▸ **DATASET EXTRACT**:

☆ ☆ ☆ ☆ ☆

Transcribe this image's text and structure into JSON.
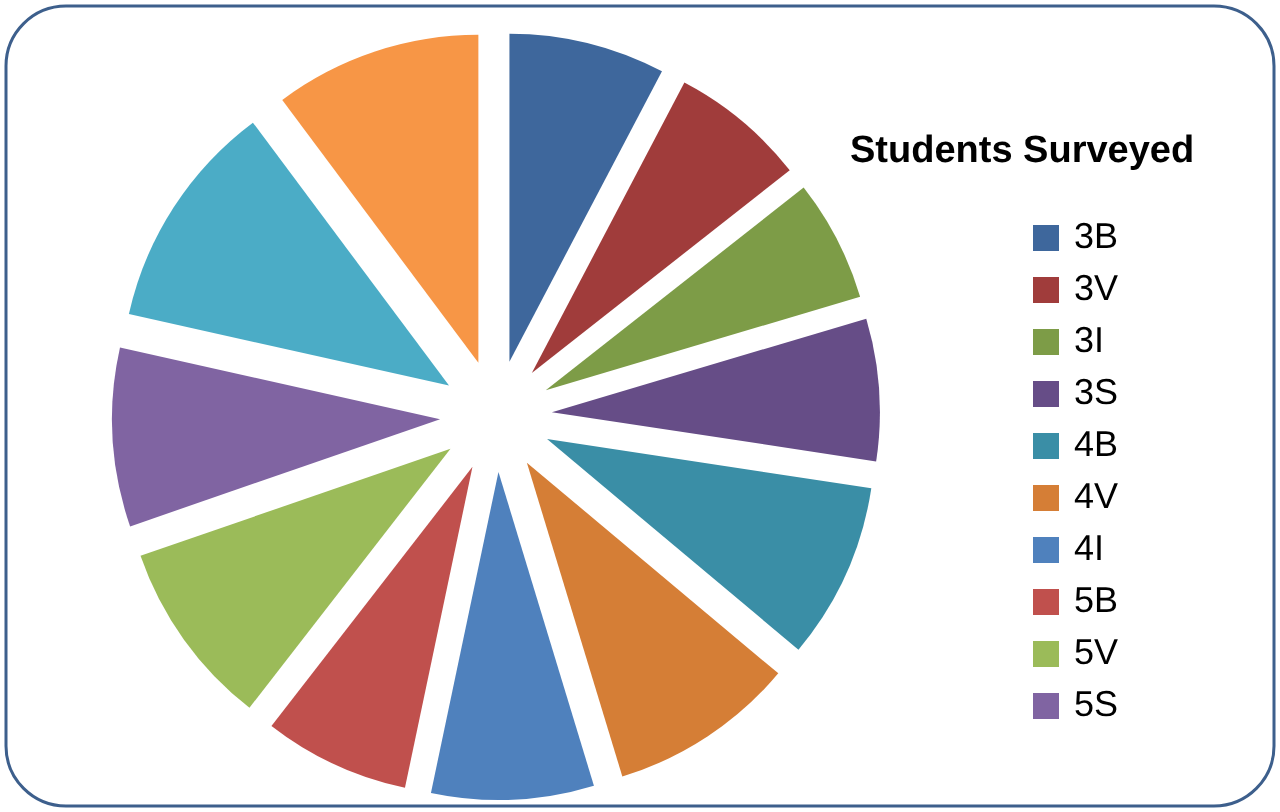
{
  "chart_data": {
    "type": "pie",
    "legend_title": "Students Surveyed",
    "categories": [
      "3B",
      "3V",
      "3I",
      "3S",
      "4B",
      "4V",
      "4I",
      "5B",
      "5V",
      "5S",
      null,
      null
    ],
    "values": [
      7.7,
      6.7,
      6.0,
      7.0,
      8.7,
      9.2,
      8.0,
      7.2,
      9.2,
      8.8,
      11.3,
      10.2
    ],
    "colors": [
      "#3e679c",
      "#a03c3b",
      "#7d9c47",
      "#664d87",
      "#3a8ea6",
      "#d57e36",
      "#4f81bd",
      "#c0504d",
      "#9bbb59",
      "#8064a2",
      "#4bacc6",
      "#f79646"
    ],
    "legend": "right"
  }
}
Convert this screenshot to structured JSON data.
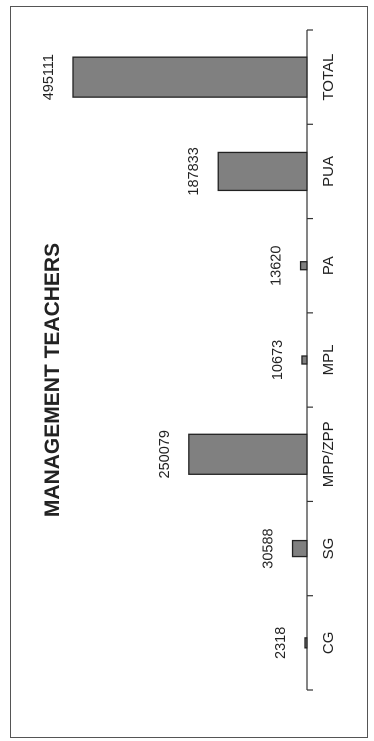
{
  "chart_data": {
    "type": "bar",
    "orientation": "horizontal",
    "title": "MANAGEMENT TEACHERS",
    "categories": [
      "CG",
      "SG",
      "MPP/ZPP",
      "MPL",
      "PA",
      "PUA",
      "TOTAL"
    ],
    "values": [
      2318,
      30588,
      250079,
      10673,
      13620,
      187833,
      495111
    ],
    "data_labels": [
      "2318",
      "30588",
      "250079",
      "10673",
      "13620",
      "187833",
      "495111"
    ],
    "xlabel": "",
    "ylabel": "",
    "vlim": [
      0,
      520000
    ],
    "grid": false,
    "legend": "none",
    "bar_color": "#808080"
  }
}
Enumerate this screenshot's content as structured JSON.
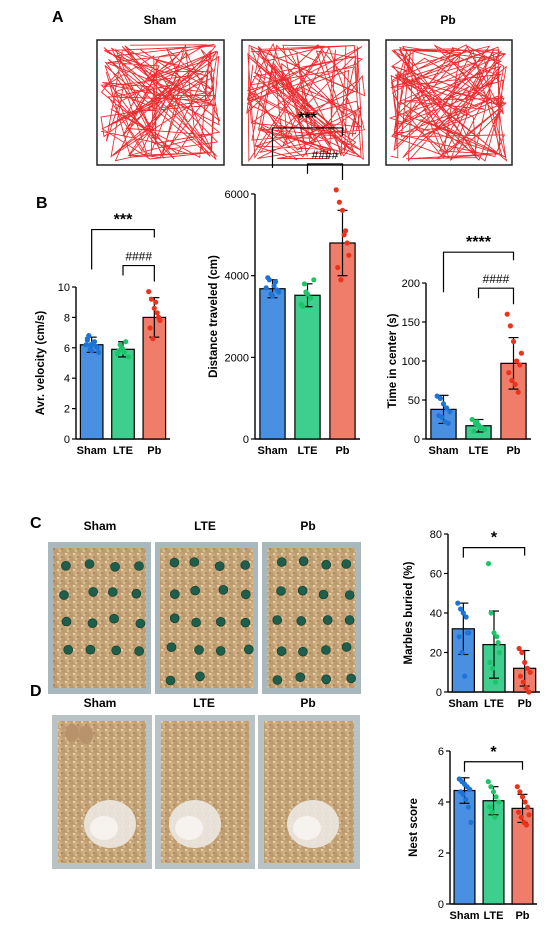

☆ ☆ ☆ ☆ ☆

▸ **GIVEN TASK**: Quote the preceding records in their entirety, excluding every picture.

▸ **IN RESPONSE**:
Transcribe this image's text and structure into JSON.
{
  "chart_data": {
    "type": "pie",
    "legend_title": "Students Surveyed",
    "categories": [
      "3B",
      "3V",
      "3I",
      "3S",
      "4B",
      "4V",
      "4I",
      "5B",
      "5V",
      "5S",
      null,
      null
    ],
    "values": [
      7.7,
      6.7,
      6.0,
      7.0,
      8.7,
      9.2,
      8.0,
      7.2,
      9.2,
      8.8,
      11.3,
      10.2
    ],
    "colors": [
      "#3e679c",
      "#a03c3b",
      "#7d9c47",
      "#664d87",
      "#3a8ea6",
      "#d57e36",
      "#4f81bd",
      "#c0504d",
      "#9bbb59",
      "#8064a2",
      "#4bacc6",
      "#f79646"
    ],
    "legend": "right"
  }
}
Convert this screenshot to structured JSON data.
{
  "chart_data": {
    "type": "bar",
    "orientation": "horizontal",
    "title": "MANAGEMENT TEACHERS",
    "categories": [
      "CG",
      "SG",
      "MPP/ZPP",
      "MPL",
      "PA",
      "PUA",
      "TOTAL"
    ],
    "values": [
      2318,
      30588,
      250079,
      10673,
      13620,
      187833,
      495111
    ],
    "data_labels": [
      "2318",
      "30588",
      "250079",
      "10673",
      "13620",
      "187833",
      "495111"
    ],
    "xlabel": "",
    "ylabel": "",
    "vlim": [
      0,
      520000
    ],
    "grid": false,
    "legend": "none",
    "bar_color": "#808080"
  }
}
Enumerate this screenshot's content as structured JSON.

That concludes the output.